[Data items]

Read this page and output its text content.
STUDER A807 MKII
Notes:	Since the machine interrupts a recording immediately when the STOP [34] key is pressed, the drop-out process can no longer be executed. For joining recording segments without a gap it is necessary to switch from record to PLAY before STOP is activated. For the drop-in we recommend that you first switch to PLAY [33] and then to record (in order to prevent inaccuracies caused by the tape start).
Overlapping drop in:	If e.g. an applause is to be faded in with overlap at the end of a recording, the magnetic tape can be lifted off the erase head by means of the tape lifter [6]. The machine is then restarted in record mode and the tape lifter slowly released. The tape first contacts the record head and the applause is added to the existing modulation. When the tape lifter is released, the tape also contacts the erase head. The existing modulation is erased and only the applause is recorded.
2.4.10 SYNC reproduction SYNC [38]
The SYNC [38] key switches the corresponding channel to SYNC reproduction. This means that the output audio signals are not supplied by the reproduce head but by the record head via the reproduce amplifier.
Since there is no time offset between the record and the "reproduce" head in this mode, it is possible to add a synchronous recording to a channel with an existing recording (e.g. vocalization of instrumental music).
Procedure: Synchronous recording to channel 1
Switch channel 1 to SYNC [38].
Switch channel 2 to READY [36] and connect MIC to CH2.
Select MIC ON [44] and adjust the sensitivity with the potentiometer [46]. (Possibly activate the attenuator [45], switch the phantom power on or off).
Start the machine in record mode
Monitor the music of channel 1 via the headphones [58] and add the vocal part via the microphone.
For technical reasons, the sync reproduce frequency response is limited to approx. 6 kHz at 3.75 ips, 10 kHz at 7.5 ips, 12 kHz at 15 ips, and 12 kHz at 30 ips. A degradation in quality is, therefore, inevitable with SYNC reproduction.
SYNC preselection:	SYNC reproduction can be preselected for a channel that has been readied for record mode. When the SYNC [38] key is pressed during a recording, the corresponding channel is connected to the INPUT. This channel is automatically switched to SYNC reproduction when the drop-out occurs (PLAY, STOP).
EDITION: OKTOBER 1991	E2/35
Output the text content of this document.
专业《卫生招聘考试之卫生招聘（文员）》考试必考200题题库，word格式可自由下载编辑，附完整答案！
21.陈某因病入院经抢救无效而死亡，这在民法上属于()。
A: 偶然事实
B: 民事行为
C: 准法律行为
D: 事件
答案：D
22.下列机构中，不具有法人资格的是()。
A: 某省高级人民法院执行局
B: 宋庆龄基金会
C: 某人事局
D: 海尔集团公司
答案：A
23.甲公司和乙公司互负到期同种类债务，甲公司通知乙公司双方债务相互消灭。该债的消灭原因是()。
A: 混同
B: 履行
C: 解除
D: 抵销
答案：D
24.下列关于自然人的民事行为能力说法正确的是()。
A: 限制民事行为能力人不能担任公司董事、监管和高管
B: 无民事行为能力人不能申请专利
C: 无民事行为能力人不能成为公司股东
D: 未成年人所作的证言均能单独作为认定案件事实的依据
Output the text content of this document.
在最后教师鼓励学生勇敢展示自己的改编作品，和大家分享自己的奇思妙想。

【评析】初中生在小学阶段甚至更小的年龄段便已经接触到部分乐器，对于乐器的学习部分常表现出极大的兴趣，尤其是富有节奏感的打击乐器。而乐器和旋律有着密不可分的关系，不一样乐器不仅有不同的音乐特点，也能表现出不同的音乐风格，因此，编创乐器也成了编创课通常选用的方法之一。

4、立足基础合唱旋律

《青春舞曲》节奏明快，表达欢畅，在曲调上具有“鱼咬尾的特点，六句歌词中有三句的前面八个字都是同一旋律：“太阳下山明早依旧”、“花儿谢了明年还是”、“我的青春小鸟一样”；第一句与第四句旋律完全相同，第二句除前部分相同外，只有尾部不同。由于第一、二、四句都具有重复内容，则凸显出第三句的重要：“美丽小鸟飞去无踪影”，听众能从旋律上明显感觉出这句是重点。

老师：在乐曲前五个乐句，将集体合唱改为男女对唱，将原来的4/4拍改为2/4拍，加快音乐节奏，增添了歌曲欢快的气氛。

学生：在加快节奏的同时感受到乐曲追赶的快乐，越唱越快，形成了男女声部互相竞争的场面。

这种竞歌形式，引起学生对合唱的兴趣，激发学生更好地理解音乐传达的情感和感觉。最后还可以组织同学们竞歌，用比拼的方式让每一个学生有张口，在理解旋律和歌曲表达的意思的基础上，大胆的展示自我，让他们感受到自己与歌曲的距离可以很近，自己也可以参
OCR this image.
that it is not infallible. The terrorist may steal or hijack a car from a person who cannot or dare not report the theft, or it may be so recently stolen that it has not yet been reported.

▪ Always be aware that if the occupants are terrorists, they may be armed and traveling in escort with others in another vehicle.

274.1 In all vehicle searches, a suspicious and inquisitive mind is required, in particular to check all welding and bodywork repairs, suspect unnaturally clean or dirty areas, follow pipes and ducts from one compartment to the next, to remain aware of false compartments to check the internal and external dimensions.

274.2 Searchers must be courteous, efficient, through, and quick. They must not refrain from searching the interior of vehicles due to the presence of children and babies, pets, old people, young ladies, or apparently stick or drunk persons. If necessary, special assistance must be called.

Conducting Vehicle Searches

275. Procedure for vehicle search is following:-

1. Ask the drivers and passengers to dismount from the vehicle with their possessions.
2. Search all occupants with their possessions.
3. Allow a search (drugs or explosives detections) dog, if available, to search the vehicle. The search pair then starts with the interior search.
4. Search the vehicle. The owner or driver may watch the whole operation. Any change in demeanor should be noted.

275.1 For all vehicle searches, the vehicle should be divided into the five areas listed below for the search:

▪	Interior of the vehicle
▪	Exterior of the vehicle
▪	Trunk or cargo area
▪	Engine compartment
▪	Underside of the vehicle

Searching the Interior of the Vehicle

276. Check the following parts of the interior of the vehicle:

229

■ Required task ■
Please repeat the listing exactly, with nothing left out.

■ Task result ■
Read this page and output its text content.
STUDER A807 MKII
Notes:	Since the machine interrupts a recording immediately when the STOP [34] key is pressed, the drop-out process can no longer be executed. For joining recording segments without a gap it is necessary to switch from record to PLAY before STOP is activated. For the drop-in we recommend that you first switch to PLAY [33] and then to record (in order to prevent inaccuracies caused by the tape start).
Overlapping drop in:	If e.g. an applause is to be faded in with overlap at the end of a recording, the magnetic tape can be lifted off the erase head by means of the tape lifter [6]. The machine is then restarted in record mode and the tape lifter slowly released. The tape first contacts the record head and the applause is added to the existing modulation. When the tape lifter is released, the tape also contacts the erase head. The existing modulation is erased and only the applause is recorded.
2.4.10 SYNC reproduction SYNC [38]
The SYNC [38] key switches the corresponding channel to SYNC reproduction. This means that the output audio signals are not supplied by the reproduce head but by the record head via the reproduce amplifier.
Since there is no time offset between the record and the "reproduce" head in this mode, it is possible to add a synchronous recording to a channel with an existing recording (e.g. vocalization of instrumental music).
Procedure: Synchronous recording to channel 1
Switch channel 1 to SYNC [38].
Switch channel 2 to READY [36] and connect MIC to CH2.
Select MIC ON [44] and adjust the sensitivity with the potentiometer [46]. (Possibly activate the attenuator [45], switch the phantom power on or off).
Start the machine in record mode
Monitor the music of channel 1 via the headphones [58] and add the vocal part via the microphone.
For technical reasons, the sync reproduce frequency response is limited to approx. 6 kHz at 3.75 ips, 10 kHz at 7.5 ips, 12 kHz at 15 ips, and 12 kHz at 30 ips. A degradation in quality is, therefore, inevitable with SYNC reproduction.
SYNC preselection:	SYNC reproduction can be preselected for a channel that has been readied for record mode. When the SYNC [38] key is pressed during a recording, the corresponding channel is connected to the INPUT. This channel is automatically switched to SYNC reproduction when the drop-out occurs (PLAY, STOP).
EDITION: OKTOBER 1991	E2/35
Output the text content of this document.
专业《卫生招聘考试之卫生招聘（文员）》考试必考200题题库，word格式可自由下载编辑，附完整答案！
21.陈某因病入院经抢救无效而死亡，这在民法上属于()。
A: 偶然事实
B: 民事行为
C: 准法律行为
D: 事件
答案：D
22.下列机构中，不具有法人资格的是()。
A: 某省高级人民法院执行局
B: 宋庆龄基金会
C: 某人事局
D: 海尔集团公司
答案：A
23.甲公司和乙公司互负到期同种类债务，甲公司通知乙公司双方债务相互消灭。该债的消灭原因是()。
A: 混同
B: 履行
C: 解除
D: 抵销
答案：D
24.下列关于自然人的民事行为能力说法正确的是()。
A: 限制民事行为能力人不能担任公司董事、监管和高管
B: 无民事行为能力人不能申请专利
C: 无民事行为能力人不能成为公司股东
D: 未成年人所作的证言均能单独作为认定案件事实的依据
Output the text content of this document.
在最后教师鼓励学生勇敢展示自己的改编作品，和大家分享自己的奇思妙想。

【评析】初中生在小学阶段甚至更小的年龄段便已经接触到部分乐器，对于乐器的学习部分常表现出极大的兴趣，尤其是富有节奏感的打击乐器。而乐器和旋律有着密不可分的关系，不一样乐器不仅有不同的音乐特点，也能表现出不同的音乐风格，因此，编创乐器也成了编创课通常选用的方法之一。

4、立足基础合唱旋律

《青春舞曲》节奏明快，表达欢畅，在曲调上具有“鱼咬尾的特点，六句歌词中有三句的前面八个字都是同一旋律：“太阳下山明早依旧”、“花儿谢了明年还是”、“我的青春小鸟一样”；第一句与第四句旋律完全相同，第二句除前部分相同外，只有尾部不同。由于第一、二、四句都具有重复内容，则凸显出第三句的重要：“美丽小鸟飞去无踪影”，听众能从旋律上明显感觉出这句是重点。

老师：在乐曲前五个乐句，将集体合唱改为男女对唱，将原来的4/4拍改为2/4拍，加快音乐节奏，增添了歌曲欢快的气氛。

学生：在加快节奏的同时感受到乐曲追赶的快乐，越唱越快，形成了男女声部互相竞争的场面。

这种竞歌形式，引起学生对合唱的兴趣，激发学生更好地理解音乐传达的情感和感觉。最后还可以组织同学们竞歌，用比拼的方式让每一个学生有张口，在理解旋律和歌曲表达的意思的基础上，大胆的展示自我，让他们感受到自己与歌曲的距离可以很近，自己也可以参
OCR this image.
that it is not infallible. The terrorist may steal or hijack a car from a person who cannot or dare not report the theft, or it may be so recently stolen that it has not yet been reported.

▪ Always be aware that if the occupants are terrorists, they may be armed and traveling in escort with others in another vehicle.

274.1 In all vehicle searches, a suspicious and inquisitive mind is required, in particular to check all welding and bodywork repairs, suspect unnaturally clean or dirty areas, follow pipes and ducts from one compartment to the next, to remain aware of false compartments to check the internal and external dimensions.

274.2 Searchers must be courteous, efficient, through, and quick. They must not refrain from searching the interior of vehicles due to the presence of children and babies, pets, old people, young ladies, or apparently stick or drunk persons. If necessary, special assistance must be called.

Conducting Vehicle Searches

275. Procedure for vehicle search is following:-

1. Ask the drivers and passengers to dismount from the vehicle with their possessions.
2. Search all occupants with their possessions.
3. Allow a search (drugs or explosives detections) dog, if available, to search the vehicle. The search pair then starts with the interior search.
4. Search the vehicle. The owner or driver may watch the whole operation. Any change in demeanor should be noted.

275.1 For all vehicle searches, the vehicle should be divided into the five areas listed below for the search:

▪	Interior of the vehicle
▪	Exterior of the vehicle
▪	Trunk or cargo area
▪	Engine compartment
▪	Underside of the vehicle

Searching the Interior of the Vehicle

276. Check the following parts of the interior of the vehicle:

229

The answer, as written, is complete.